## GOAL
Copy each record exactly as it reads, leaving out any pictures it holds.

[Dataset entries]
--*--
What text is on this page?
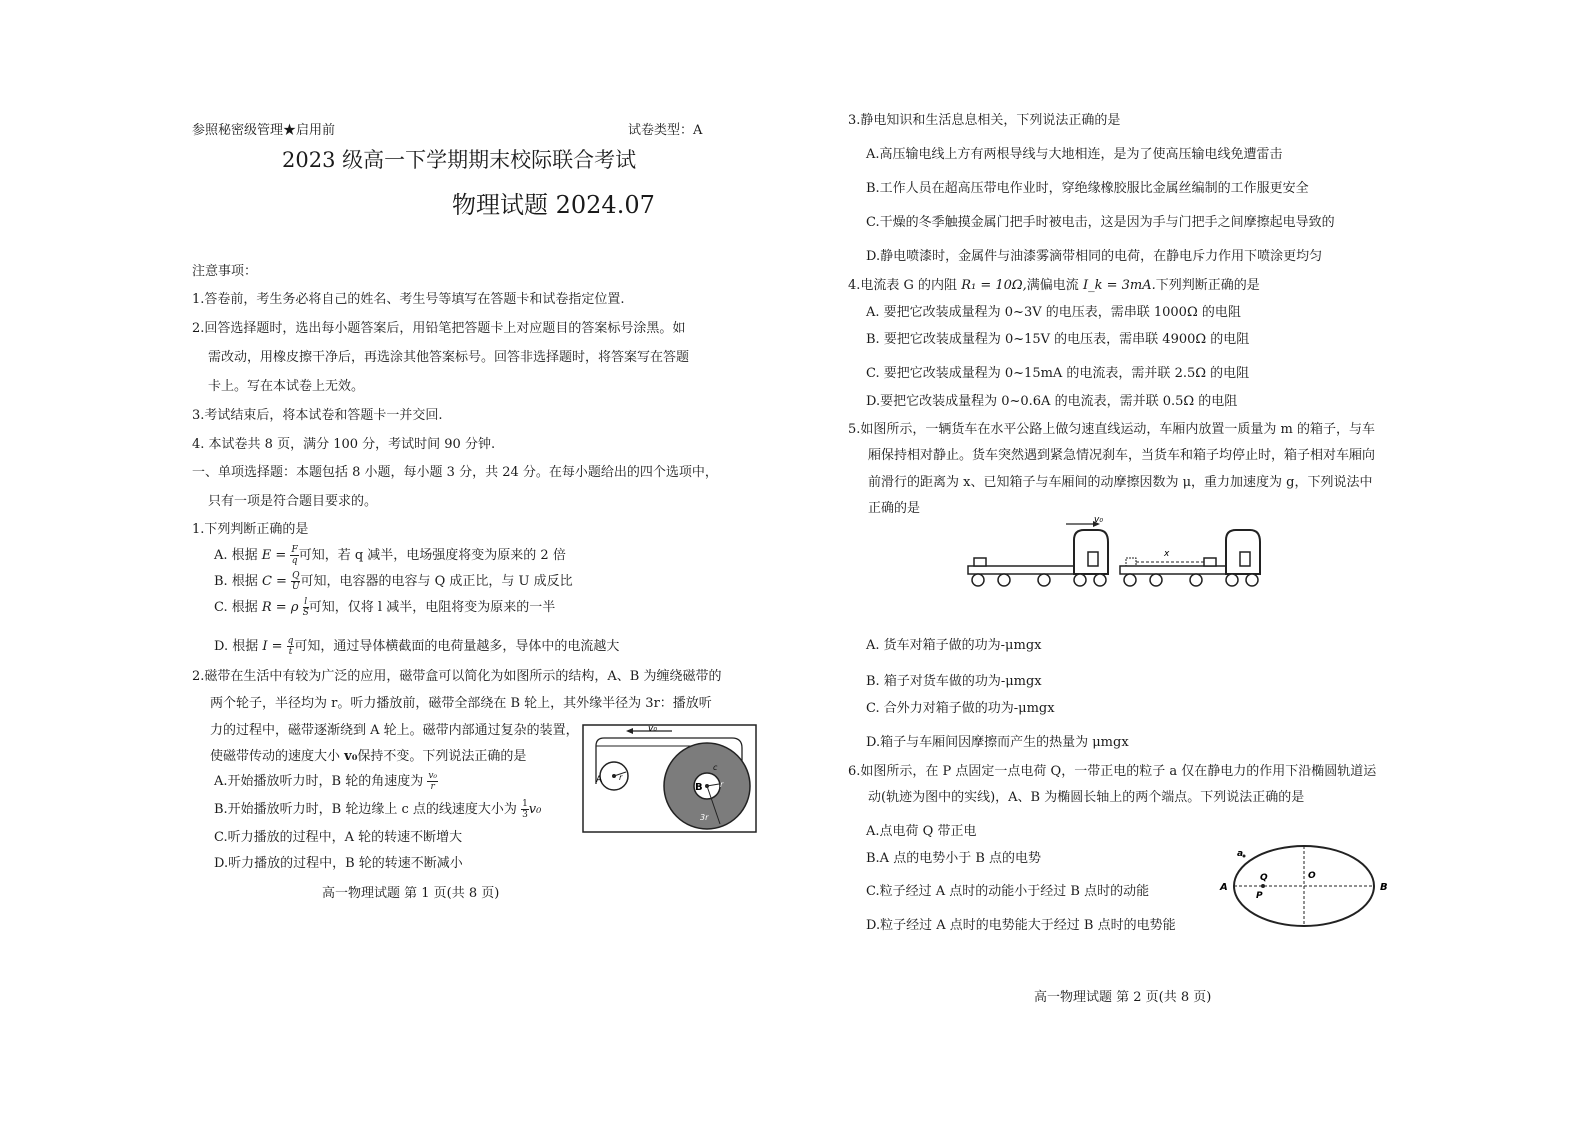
参照秘密级管理★启用前	试卷类型：A
2023 级高一下学期期末校际联合考试
物理试题 2024.07
注意事项：
1.答卷前，考生务必将自己的姓名、考生号等填写在答题卡和试卷指定位置.
2.回答选择题时，选出每小题答案后，用铅笔把答题卡上对应题目的答案标号涂黑。如
需改动，用橡皮擦干净后，再选涂其他答案标号。回答非选择题时，将答案写在答题
卡上。写在本试卷上无效。
3.考试结束后，将本试卷和答题卡一并交回.
4. 本试卷共 8 页，满分 100 分，考试时间 90 分钟.
一、单项选择题：本题包括 8 小题，每小题 3 分，共 24 分。在每小题给出的四个选项中，
只有一项是符合题目要求的。
1.下列判断正确的是
A. 根据 $E = \frac{F}{q}$ 可知，若 q 减半，电场强度将变为原来的 2 倍
B. 根据 $C = \frac{Q}{U}$ 可知，电容器的电容与 Q 成正比，与 U 成反比
C. 根据 R = ρ $\frac{l}{S}$ 可知，仅将 l 减半，电阻将变为原来的一半
D. 根据 $I = \frac{q}{t}$ 可知，通过导体横截面的电荷量越多，导体中的电流越大
2.磁带在生活中有较为广泛的应用，磁带盒可以简化为如图所示的结构，A、B 为缠绕磁带的
两个轮子，半径均为 r。听力播放前，磁带全部绕在 B 轮上，其外缘半径为 3r：播放听
力的过程中，磁带逐渐绕到 A 轮上。磁带内部通过复杂的装置，
使磁带传动的速度大小 v₀保持不变。下列说法正确的是
A.开始播放听力时，B 轮的角速度为 $\frac{\text{v₀}}{r}$
B.开始播放听力时，B 轮边缘上 c 点的线速度大小为 $\frac{1}{3} v_0$
C.听力播放的过程中，A 轮的转速不断增大
D.听力播放的过程中，B 轮的转速不断减小
v₀
A r
B r
c
3r
高一物理试题 第 1 页(共 8 页)
3.静电知识和生活息息相关，下列说法正确的是
A.高压输电线上方有两根导线与大地相连，是为了使高压输电线免遭雷击
B.工作人员在超高压带电作业时，穿绝缘橡胶服比金属丝编制的工作服更安全
C.干燥的冬季触摸金属门把手时被电击，这是因为手与门把手之间摩擦起电导致的
D.静电喷漆时，金属件与油漆雾滴带相同的电荷，在静电斥力作用下喷涂更均匀
4.电流表 G 的内阻 R₁ = 10Ω,满偏电流 I_k = 3mA.下列判断正确的是
A. 要把它改装成量程为 0~3V 的电压表，需串联 1000Ω 的电阻
B. 要把它改装成量程为 0~15V 的电压表，需串联 4900Ω 的电阻
C. 要把它改装成量程为 0~15mA 的电流表，需并联 2.5Ω 的电阻
D.要把它改装成量程为 0~0.6A 的电流表，需并联 0.5Ω 的电阻
5.如图所示，一辆货车在水平公路上做匀速直线运动，车厢内放置一质量为 m 的箱子，与车
厢保持相对静止。货车突然遇到紧急情况刹车，当货车和箱子均停止时，箱子相对车厢向
前滑行的距离为 x、已知箱子与车厢间的动摩擦因数为 μ，重力加速度为 g，下列说法中
正确的是
v₀
x
A. 货车对箱子做的功为-μmgx
B. 箱子对货车做的功为-μmgx
C. 合外力对箱子做的功为-μmgx
D.箱子与车厢间因摩擦而产生的热量为 μmgx
6.如图所示，在 P 点固定一点电荷 Q，一带正电的粒子 a 仅在静电力的作用下沿椭圆轨道运
动(轨迹为图中的实线)，A、B 为椭圆长轴上的两个端点。下列说法正确的是
A.点电荷 Q 带正电
B.A 点的电势小于 B 点的电势
C.粒子经过 A 点时的动能小于经过 B 点时的动能
D.粒子经过 A 点时的电势能大于经过 B 点时的电势能
a
A
Q	O
P
B
高一物理试题 第 2 页(共 8 页)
--*--
## COMPLETED EXERCISE
What text is on this page?
参照秘密级管理★启用前	试卷类型：A
2023 级高一下学期期末校际联合考试
物理试题 2024.07
注意事项：
1.答卷前，考生务必将自己的姓名、考生号等填写在答题卡和试卷指定位置.
2.回答选择题时，选出每小题答案后，用铅笔把答题卡上对应题目的答案标号涂黑。如
需改动，用橡皮擦干净后，再选涂其他答案标号。回答非选择题时，将答案写在答题
卡上。写在本试卷上无效。
3.考试结束后，将本试卷和答题卡一并交回.
4. 本试卷共 8 页，满分 100 分，考试时间 90 分钟.
一、单项选择题：本题包括 8 小题，每小题 3 分，共 24 分。在每小题给出的四个选项中，
只有一项是符合题目要求的。
1.下列判断正确的是
A. 根据 $E = \frac{F}{q}$ 可知，若 q 减半，电场强度将变为原来的 2 倍
B. 根据 $C = \frac{Q}{U}$ 可知，电容器的电容与 Q 成正比，与 U 成反比
C. 根据 R = ρ $\frac{l}{S}$ 可知，仅将 l 减半，电阻将变为原来的一半
D. 根据 $I = \frac{q}{t}$ 可知，通过导体横截面的电荷量越多，导体中的电流越大
2.磁带在生活中有较为广泛的应用，磁带盒可以简化为如图所示的结构，A、B 为缠绕磁带的
两个轮子，半径均为 r。听力播放前，磁带全部绕在 B 轮上，其外缘半径为 3r：播放听
力的过程中，磁带逐渐绕到 A 轮上。磁带内部通过复杂的装置，
使磁带传动的速度大小 v₀保持不变。下列说法正确的是
A.开始播放听力时，B 轮的角速度为 $\frac{\text{v₀}}{r}$
B.开始播放听力时，B 轮边缘上 c 点的线速度大小为 $\frac{1}{3} v_0$
C.听力播放的过程中，A 轮的转速不断增大
D.听力播放的过程中，B 轮的转速不断减小
v₀
A r
B r
c
3r
高一物理试题 第 1 页(共 8 页)
3.静电知识和生活息息相关，下列说法正确的是
A.高压输电线上方有两根导线与大地相连，是为了使高压输电线免遭雷击
B.工作人员在超高压带电作业时，穿绝缘橡胶服比金属丝编制的工作服更安全
C.干燥的冬季触摸金属门把手时被电击，这是因为手与门把手之间摩擦起电导致的
D.静电喷漆时，金属件与油漆雾滴带相同的电荷，在静电斥力作用下喷涂更均匀
4.电流表 G 的内阻 R₁ = 10Ω,满偏电流 I_k = 3mA.下列判断正确的是
A. 要把它改装成量程为 0~3V 的电压表，需串联 1000Ω 的电阻
B. 要把它改装成量程为 0~15V 的电压表，需串联 4900Ω 的电阻
C. 要把它改装成量程为 0~15mA 的电流表，需并联 2.5Ω 的电阻
D.要把它改装成量程为 0~0.6A 的电流表，需并联 0.5Ω 的电阻
5.如图所示，一辆货车在水平公路上做匀速直线运动，车厢内放置一质量为 m 的箱子，与车
厢保持相对静止。货车突然遇到紧急情况刹车，当货车和箱子均停止时，箱子相对车厢向
前滑行的距离为 x、已知箱子与车厢间的动摩擦因数为 μ，重力加速度为 g，下列说法中
正确的是
v₀
x
A. 货车对箱子做的功为-μmgx
B. 箱子对货车做的功为-μmgx
C. 合外力对箱子做的功为-μmgx
D.箱子与车厢间因摩擦而产生的热量为 μmgx
6.如图所示，在 P 点固定一点电荷 Q，一带正电的粒子 a 仅在静电力的作用下沿椭圆轨道运
动(轨迹为图中的实线)，A、B 为椭圆长轴上的两个端点。下列说法正确的是
A.点电荷 Q 带正电
B.A 点的电势小于 B 点的电势
C.粒子经过 A 点时的动能小于经过 B 点时的动能
D.粒子经过 A 点时的电势能大于经过 B 点时的电势能
a
A
Q	O
P
B
高一物理试题 第 2 页(共 8 页)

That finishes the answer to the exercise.